» Aim of the exercise: Below is a block of records; repeat all of them exactly.

» Material for the task:
• • • • •

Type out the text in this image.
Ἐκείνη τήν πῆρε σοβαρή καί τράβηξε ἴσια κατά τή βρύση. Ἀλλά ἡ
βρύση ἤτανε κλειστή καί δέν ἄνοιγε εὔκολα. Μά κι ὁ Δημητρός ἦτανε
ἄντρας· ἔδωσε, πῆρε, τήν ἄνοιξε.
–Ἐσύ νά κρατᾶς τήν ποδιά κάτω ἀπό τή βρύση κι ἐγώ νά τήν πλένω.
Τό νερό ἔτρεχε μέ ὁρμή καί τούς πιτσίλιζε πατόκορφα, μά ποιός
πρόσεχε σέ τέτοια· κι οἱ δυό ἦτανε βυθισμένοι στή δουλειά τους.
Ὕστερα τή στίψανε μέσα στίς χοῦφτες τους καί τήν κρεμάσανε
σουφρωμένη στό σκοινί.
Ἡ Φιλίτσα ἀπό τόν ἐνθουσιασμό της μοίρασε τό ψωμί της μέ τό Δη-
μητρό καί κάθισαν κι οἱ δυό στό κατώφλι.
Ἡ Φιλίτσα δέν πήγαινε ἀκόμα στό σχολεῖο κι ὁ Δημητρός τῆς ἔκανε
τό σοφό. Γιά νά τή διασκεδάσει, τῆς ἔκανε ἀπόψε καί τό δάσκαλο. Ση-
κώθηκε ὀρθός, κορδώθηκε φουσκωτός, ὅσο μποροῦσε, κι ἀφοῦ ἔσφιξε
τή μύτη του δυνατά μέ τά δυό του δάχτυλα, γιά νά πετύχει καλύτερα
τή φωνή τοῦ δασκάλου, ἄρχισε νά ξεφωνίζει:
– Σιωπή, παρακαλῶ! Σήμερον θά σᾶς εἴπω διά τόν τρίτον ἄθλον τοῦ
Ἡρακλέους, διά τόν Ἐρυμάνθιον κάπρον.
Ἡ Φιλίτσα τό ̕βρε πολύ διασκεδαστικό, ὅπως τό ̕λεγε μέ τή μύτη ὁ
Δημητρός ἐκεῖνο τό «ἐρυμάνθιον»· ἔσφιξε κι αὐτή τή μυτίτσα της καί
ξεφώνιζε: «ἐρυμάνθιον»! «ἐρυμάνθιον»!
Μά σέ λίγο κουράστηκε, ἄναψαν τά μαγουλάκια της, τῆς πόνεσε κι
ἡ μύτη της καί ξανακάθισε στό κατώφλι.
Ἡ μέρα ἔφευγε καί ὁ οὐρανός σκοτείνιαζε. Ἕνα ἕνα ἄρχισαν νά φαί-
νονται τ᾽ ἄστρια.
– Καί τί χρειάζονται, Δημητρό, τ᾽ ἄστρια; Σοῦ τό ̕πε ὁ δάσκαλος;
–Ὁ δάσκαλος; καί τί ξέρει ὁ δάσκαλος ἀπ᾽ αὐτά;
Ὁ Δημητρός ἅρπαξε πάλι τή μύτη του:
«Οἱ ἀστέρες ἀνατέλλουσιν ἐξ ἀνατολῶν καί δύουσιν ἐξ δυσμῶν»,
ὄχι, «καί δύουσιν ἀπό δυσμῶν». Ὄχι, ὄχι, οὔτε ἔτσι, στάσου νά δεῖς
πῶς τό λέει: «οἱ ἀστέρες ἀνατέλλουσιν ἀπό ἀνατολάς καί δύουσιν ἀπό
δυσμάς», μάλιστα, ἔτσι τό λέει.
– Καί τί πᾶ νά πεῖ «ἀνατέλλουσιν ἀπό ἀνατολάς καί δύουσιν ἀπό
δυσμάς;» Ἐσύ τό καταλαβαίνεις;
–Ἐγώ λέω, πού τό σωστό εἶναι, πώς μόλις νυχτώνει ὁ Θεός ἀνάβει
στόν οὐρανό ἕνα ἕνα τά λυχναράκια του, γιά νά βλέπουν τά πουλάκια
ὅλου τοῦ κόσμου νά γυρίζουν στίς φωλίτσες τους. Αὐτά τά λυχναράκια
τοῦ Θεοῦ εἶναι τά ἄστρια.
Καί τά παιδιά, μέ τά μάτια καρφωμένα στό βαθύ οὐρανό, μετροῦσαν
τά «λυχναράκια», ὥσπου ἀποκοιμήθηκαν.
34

• • • • •

» The completed task:
Type out the text in this image.
Ἐκείνη τήν πῆρε σοβαρή καί τράβηξε ἴσια κατά τή βρύση. Ἀλλά ἡ
βρύση ἤτανε κλειστή καί δέν ἄνοιγε εὔκολα. Μά κι ὁ Δημητρός ἦτανε
ἄντρας· ἔδωσε, πῆρε, τήν ἄνοιξε.
–Ἐσύ νά κρατᾶς τήν ποδιά κάτω ἀπό τή βρύση κι ἐγώ νά τήν πλένω.
Τό νερό ἔτρεχε μέ ὁρμή καί τούς πιτσίλιζε πατόκορφα, μά ποιός
πρόσεχε σέ τέτοια· κι οἱ δυό ἦτανε βυθισμένοι στή δουλειά τους.
Ὕστερα τή στίψανε μέσα στίς χοῦφτες τους καί τήν κρεμάσανε
σουφρωμένη στό σκοινί.
Ἡ Φιλίτσα ἀπό τόν ἐνθουσιασμό της μοίρασε τό ψωμί της μέ τό Δη-
μητρό καί κάθισαν κι οἱ δυό στό κατώφλι.
Ἡ Φιλίτσα δέν πήγαινε ἀκόμα στό σχολεῖο κι ὁ Δημητρός τῆς ἔκανε
τό σοφό. Γιά νά τή διασκεδάσει, τῆς ἔκανε ἀπόψε καί τό δάσκαλο. Ση-
κώθηκε ὀρθός, κορδώθηκε φουσκωτός, ὅσο μποροῦσε, κι ἀφοῦ ἔσφιξε
τή μύτη του δυνατά μέ τά δυό του δάχτυλα, γιά νά πετύχει καλύτερα
τή φωνή τοῦ δασκάλου, ἄρχισε νά ξεφωνίζει:
– Σιωπή, παρακαλῶ! Σήμερον θά σᾶς εἴπω διά τόν τρίτον ἄθλον τοῦ
Ἡρακλέους, διά τόν Ἐρυμάνθιον κάπρον.
Ἡ Φιλίτσα τό ̕βρε πολύ διασκεδαστικό, ὅπως τό ̕λεγε μέ τή μύτη ὁ
Δημητρός ἐκεῖνο τό «ἐρυμάνθιον»· ἔσφιξε κι αὐτή τή μυτίτσα της καί
ξεφώνιζε: «ἐρυμάνθιον»! «ἐρυμάνθιον»!
Μά σέ λίγο κουράστηκε, ἄναψαν τά μαγουλάκια της, τῆς πόνεσε κι
ἡ μύτη της καί ξανακάθισε στό κατώφλι.
Ἡ μέρα ἔφευγε καί ὁ οὐρανός σκοτείνιαζε. Ἕνα ἕνα ἄρχισαν νά φαί-
νονται τ᾽ ἄστρια.
– Καί τί χρειάζονται, Δημητρό, τ᾽ ἄστρια; Σοῦ τό ̕πε ὁ δάσκαλος;
–Ὁ δάσκαλος; καί τί ξέρει ὁ δάσκαλος ἀπ᾽ αὐτά;
Ὁ Δημητρός ἅρπαξε πάλι τή μύτη του:
«Οἱ ἀστέρες ἀνατέλλουσιν ἐξ ἀνατολῶν καί δύουσιν ἐξ δυσμῶν»,
ὄχι, «καί δύουσιν ἀπό δυσμῶν». Ὄχι, ὄχι, οὔτε ἔτσι, στάσου νά δεῖς
πῶς τό λέει: «οἱ ἀστέρες ἀνατέλλουσιν ἀπό ἀνατολάς καί δύουσιν ἀπό
δυσμάς», μάλιστα, ἔτσι τό λέει.
– Καί τί πᾶ νά πεῖ «ἀνατέλλουσιν ἀπό ἀνατολάς καί δύουσιν ἀπό
δυσμάς;» Ἐσύ τό καταλαβαίνεις;
–Ἐγώ λέω, πού τό σωστό εἶναι, πώς μόλις νυχτώνει ὁ Θεός ἀνάβει
στόν οὐρανό ἕνα ἕνα τά λυχναράκια του, γιά νά βλέπουν τά πουλάκια
ὅλου τοῦ κόσμου νά γυρίζουν στίς φωλίτσες τους. Αὐτά τά λυχναράκια
τοῦ Θεοῦ εἶναι τά ἄστρια.
Καί τά παιδιά, μέ τά μάτια καρφωμένα στό βαθύ οὐρανό, μετροῦσαν
τά «λυχναράκια», ὥσπου ἀποκοιμήθηκαν.
34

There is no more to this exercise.